Dataset entries on figures:
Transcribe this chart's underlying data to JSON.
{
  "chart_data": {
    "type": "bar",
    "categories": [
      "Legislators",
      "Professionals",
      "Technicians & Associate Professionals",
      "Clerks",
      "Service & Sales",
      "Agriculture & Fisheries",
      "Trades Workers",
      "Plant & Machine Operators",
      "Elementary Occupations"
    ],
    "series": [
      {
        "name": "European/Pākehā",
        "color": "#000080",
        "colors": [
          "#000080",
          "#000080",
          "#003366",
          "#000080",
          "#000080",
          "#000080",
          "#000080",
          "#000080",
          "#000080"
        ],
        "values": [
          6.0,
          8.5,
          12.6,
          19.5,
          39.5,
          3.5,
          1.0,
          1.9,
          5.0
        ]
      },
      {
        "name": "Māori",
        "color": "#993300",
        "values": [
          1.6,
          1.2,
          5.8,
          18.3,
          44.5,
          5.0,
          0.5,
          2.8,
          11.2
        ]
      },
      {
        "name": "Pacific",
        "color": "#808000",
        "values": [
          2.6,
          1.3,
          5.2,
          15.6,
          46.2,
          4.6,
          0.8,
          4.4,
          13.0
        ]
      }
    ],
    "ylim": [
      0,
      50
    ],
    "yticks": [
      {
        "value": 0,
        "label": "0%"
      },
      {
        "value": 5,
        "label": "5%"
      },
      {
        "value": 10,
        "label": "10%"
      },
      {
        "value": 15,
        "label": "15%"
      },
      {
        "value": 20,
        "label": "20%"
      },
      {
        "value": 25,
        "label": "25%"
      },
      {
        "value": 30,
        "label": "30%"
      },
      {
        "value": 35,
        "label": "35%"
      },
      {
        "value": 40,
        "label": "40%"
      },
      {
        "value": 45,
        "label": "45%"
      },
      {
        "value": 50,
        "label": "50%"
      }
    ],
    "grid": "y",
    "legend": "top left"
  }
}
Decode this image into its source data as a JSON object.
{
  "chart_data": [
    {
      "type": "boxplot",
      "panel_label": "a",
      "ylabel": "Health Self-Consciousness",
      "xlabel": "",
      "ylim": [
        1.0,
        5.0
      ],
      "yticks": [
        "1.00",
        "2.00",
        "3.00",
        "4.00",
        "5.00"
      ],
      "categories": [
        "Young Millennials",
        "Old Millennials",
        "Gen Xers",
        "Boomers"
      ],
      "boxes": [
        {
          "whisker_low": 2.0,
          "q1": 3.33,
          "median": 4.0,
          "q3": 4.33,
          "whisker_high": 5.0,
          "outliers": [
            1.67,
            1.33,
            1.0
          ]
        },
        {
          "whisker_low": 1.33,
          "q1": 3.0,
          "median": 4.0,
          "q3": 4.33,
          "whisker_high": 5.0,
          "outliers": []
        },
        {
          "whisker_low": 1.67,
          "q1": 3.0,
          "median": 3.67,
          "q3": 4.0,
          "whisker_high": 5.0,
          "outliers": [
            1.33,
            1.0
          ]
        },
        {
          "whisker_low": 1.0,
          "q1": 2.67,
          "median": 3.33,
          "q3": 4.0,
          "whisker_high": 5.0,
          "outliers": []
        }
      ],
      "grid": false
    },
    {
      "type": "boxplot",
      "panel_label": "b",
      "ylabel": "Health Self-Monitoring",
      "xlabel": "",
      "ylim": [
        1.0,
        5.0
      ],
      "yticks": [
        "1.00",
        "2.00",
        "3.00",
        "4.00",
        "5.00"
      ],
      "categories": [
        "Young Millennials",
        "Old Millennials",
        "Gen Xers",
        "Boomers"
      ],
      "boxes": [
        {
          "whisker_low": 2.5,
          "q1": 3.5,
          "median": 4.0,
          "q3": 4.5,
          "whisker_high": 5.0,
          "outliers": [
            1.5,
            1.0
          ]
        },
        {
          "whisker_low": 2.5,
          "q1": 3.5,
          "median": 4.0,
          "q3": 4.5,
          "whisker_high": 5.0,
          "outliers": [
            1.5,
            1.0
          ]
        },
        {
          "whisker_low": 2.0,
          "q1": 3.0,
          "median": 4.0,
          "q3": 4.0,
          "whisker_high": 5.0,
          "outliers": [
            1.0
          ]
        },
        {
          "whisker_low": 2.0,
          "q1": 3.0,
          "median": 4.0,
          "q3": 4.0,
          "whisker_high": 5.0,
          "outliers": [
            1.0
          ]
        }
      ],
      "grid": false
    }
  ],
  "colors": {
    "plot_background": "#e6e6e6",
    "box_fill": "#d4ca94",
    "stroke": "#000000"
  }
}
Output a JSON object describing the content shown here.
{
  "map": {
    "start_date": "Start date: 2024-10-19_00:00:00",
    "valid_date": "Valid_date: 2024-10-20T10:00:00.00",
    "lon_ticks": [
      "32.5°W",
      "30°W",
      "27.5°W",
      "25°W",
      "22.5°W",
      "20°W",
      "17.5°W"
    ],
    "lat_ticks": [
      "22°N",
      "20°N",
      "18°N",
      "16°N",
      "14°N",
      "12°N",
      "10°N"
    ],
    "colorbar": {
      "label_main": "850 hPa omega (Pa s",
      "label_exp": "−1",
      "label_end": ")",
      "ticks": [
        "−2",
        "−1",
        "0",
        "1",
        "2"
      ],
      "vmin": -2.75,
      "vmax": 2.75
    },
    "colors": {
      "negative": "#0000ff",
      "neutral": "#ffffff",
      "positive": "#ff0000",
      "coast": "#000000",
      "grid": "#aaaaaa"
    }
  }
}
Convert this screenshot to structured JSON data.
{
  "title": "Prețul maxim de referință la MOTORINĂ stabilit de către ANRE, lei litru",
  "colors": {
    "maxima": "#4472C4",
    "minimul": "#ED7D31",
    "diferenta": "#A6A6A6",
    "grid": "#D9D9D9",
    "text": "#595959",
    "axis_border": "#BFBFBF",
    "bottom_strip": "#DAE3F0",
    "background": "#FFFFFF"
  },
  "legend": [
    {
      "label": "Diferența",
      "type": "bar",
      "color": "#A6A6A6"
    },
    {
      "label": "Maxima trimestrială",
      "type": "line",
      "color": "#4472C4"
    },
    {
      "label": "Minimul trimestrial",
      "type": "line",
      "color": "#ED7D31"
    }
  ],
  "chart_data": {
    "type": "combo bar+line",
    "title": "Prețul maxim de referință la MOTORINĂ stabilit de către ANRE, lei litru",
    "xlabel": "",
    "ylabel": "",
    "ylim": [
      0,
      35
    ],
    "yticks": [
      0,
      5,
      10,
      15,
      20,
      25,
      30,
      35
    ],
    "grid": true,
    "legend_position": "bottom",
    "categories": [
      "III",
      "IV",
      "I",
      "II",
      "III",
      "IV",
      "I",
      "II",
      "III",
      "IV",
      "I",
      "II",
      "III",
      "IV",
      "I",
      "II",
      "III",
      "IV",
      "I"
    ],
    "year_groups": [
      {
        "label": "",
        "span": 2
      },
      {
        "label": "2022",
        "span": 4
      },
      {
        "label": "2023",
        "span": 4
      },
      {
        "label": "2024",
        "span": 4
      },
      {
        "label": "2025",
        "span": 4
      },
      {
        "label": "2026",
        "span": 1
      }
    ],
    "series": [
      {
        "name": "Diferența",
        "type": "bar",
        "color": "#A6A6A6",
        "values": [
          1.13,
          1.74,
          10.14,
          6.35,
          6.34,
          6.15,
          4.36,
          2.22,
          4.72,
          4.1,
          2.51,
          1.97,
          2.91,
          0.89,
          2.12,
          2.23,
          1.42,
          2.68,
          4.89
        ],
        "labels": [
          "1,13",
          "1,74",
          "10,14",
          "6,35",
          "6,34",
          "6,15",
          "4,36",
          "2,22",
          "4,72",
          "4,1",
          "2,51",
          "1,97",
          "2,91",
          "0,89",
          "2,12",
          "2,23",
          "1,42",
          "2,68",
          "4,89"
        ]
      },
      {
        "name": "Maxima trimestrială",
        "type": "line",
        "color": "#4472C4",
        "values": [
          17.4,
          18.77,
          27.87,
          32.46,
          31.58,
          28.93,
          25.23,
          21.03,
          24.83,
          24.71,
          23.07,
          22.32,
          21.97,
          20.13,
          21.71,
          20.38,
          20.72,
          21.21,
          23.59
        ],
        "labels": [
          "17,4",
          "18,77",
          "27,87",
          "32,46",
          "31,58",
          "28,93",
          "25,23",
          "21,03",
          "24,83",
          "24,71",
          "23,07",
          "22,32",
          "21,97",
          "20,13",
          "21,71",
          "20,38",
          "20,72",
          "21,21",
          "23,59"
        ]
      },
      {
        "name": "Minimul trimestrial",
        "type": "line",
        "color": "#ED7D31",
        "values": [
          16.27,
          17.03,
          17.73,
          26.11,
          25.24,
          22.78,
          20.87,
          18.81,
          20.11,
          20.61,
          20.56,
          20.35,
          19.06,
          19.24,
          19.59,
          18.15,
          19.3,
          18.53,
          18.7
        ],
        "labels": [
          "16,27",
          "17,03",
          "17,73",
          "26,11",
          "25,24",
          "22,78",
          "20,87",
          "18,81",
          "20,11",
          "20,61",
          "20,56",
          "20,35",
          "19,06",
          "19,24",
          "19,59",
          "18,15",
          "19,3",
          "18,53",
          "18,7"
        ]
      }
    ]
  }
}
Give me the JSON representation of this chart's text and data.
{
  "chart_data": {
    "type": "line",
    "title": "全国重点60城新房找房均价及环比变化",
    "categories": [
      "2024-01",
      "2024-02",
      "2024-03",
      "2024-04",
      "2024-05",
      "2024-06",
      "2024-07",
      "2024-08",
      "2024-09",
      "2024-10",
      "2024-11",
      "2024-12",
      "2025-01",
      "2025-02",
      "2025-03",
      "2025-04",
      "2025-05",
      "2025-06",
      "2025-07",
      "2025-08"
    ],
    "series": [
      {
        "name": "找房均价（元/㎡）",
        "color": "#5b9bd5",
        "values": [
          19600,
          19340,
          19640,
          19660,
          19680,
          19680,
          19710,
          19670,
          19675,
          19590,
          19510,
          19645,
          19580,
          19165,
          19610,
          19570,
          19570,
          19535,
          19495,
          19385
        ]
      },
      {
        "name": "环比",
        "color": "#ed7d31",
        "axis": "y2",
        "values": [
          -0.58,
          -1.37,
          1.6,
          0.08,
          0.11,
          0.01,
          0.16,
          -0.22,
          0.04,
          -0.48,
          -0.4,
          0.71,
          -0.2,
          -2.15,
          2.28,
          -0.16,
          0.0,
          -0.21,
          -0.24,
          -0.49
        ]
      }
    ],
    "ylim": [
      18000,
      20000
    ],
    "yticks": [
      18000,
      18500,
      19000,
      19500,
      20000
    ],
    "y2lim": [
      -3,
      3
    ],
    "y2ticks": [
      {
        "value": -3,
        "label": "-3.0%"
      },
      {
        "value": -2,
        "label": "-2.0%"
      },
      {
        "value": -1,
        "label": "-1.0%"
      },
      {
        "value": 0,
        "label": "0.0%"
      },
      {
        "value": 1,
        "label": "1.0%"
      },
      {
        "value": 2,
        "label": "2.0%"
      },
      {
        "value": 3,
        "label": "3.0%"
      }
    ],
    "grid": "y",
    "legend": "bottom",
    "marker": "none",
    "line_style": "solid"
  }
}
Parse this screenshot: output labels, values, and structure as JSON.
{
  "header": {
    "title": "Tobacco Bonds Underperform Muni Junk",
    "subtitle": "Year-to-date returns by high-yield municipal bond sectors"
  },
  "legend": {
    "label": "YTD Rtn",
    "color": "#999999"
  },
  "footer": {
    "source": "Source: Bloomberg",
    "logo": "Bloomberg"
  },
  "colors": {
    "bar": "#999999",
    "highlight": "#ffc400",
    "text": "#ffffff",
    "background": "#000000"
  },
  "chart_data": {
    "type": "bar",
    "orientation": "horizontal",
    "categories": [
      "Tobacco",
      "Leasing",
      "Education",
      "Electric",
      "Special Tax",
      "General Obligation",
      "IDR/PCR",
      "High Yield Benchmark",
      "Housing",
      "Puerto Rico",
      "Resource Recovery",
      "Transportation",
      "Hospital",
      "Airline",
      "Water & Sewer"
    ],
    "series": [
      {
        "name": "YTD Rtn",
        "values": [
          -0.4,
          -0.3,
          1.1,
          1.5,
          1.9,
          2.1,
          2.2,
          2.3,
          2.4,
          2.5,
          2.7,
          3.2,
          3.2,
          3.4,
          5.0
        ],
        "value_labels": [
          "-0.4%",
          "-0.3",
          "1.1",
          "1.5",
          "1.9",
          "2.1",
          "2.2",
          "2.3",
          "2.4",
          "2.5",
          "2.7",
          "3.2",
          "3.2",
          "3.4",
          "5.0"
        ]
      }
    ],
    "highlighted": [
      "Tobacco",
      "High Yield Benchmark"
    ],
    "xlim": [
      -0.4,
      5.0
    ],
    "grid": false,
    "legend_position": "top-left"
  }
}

→ **AIM**: Out of the material above, gather each line where "Professionals" appears.

→ **FINISHED ANSWER**:
      "Professionals",
      "Technicians & Associate Professionals",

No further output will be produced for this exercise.